Rows from a dataset
********************
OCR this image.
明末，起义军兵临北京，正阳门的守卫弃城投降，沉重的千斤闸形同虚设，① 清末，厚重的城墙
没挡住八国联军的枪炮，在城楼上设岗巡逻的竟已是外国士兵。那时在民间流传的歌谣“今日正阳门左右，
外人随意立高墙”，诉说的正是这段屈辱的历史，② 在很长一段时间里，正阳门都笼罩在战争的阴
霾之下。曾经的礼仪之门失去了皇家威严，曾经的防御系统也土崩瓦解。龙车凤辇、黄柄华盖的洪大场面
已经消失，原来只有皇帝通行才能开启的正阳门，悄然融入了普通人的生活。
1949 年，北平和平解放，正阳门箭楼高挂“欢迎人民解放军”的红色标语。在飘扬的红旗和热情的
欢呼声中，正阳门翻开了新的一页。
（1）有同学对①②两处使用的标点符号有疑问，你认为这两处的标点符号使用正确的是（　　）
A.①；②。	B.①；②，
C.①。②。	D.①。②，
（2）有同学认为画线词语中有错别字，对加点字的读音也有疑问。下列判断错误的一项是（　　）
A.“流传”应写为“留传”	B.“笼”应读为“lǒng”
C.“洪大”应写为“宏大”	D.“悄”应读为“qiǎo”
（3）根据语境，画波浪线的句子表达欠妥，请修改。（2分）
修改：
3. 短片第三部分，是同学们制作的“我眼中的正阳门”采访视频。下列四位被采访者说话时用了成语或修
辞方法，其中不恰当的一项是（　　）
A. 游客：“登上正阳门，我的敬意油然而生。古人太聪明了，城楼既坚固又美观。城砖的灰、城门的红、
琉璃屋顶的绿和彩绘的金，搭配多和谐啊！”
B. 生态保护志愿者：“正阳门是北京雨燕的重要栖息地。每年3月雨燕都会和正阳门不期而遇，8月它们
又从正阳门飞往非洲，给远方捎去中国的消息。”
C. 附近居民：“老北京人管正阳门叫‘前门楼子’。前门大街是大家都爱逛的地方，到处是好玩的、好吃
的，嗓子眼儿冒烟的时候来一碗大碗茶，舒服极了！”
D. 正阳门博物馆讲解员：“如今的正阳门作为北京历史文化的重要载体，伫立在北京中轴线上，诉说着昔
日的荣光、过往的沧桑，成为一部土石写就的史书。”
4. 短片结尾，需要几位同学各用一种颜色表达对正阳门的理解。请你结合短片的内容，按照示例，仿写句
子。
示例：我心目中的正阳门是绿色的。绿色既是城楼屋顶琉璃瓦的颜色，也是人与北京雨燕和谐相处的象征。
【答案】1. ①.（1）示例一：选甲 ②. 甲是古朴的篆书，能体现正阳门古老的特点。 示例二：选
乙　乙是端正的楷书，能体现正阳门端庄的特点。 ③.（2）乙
********************
_Goal of the exercise_
Set all of the entries down again, exactly as they were given.

_Complete output_
OCR this image.
明末，起义军兵临北京，正阳门的守卫弃城投降，沉重的千斤闸形同虚设，① 清末，厚重的城墙
没挡住八国联军的枪炮，在城楼上设岗巡逻的竟已是外国士兵。那时在民间流传的歌谣“今日正阳门左右，
外人随意立高墙”，诉说的正是这段屈辱的历史，② 在很长一段时间里，正阳门都笼罩在战争的阴
霾之下。曾经的礼仪之门失去了皇家威严，曾经的防御系统也土崩瓦解。龙车凤辇、黄柄华盖的洪大场面
已经消失，原来只有皇帝通行才能开启的正阳门，悄然融入了普通人的生活。
1949 年，北平和平解放，正阳门箭楼高挂“欢迎人民解放军”的红色标语。在飘扬的红旗和热情的
欢呼声中，正阳门翻开了新的一页。
（1）有同学对①②两处使用的标点符号有疑问，你认为这两处的标点符号使用正确的是（　　）
A.①；②。	B.①；②，
C.①。②。	D.①。②，
（2）有同学认为画线词语中有错别字，对加点字的读音也有疑问。下列判断错误的一项是（　　）
A.“流传”应写为“留传”	B.“笼”应读为“lǒng”
C.“洪大”应写为“宏大”	D.“悄”应读为“qiǎo”
（3）根据语境，画波浪线的句子表达欠妥，请修改。（2分）
修改：
3. 短片第三部分，是同学们制作的“我眼中的正阳门”采访视频。下列四位被采访者说话时用了成语或修
辞方法，其中不恰当的一项是（　　）
A. 游客：“登上正阳门，我的敬意油然而生。古人太聪明了，城楼既坚固又美观。城砖的灰、城门的红、
琉璃屋顶的绿和彩绘的金，搭配多和谐啊！”
B. 生态保护志愿者：“正阳门是北京雨燕的重要栖息地。每年3月雨燕都会和正阳门不期而遇，8月它们
又从正阳门飞往非洲，给远方捎去中国的消息。”
C. 附近居民：“老北京人管正阳门叫‘前门楼子’。前门大街是大家都爱逛的地方，到处是好玩的、好吃
的，嗓子眼儿冒烟的时候来一碗大碗茶，舒服极了！”
D. 正阳门博物馆讲解员：“如今的正阳门作为北京历史文化的重要载体，伫立在北京中轴线上，诉说着昔
日的荣光、过往的沧桑，成为一部土石写就的史书。”
4. 短片结尾，需要几位同学各用一种颜色表达对正阳门的理解。请你结合短片的内容，按照示例，仿写句
子。
示例：我心目中的正阳门是绿色的。绿色既是城楼屋顶琉璃瓦的颜色，也是人与北京雨燕和谐相处的象征。
【答案】1. ①.（1）示例一：选甲 ②. 甲是古朴的篆书，能体现正阳门古老的特点。 示例二：选
乙　乙是端正的楷书，能体现正阳门端庄的特点。 ③.（2）乙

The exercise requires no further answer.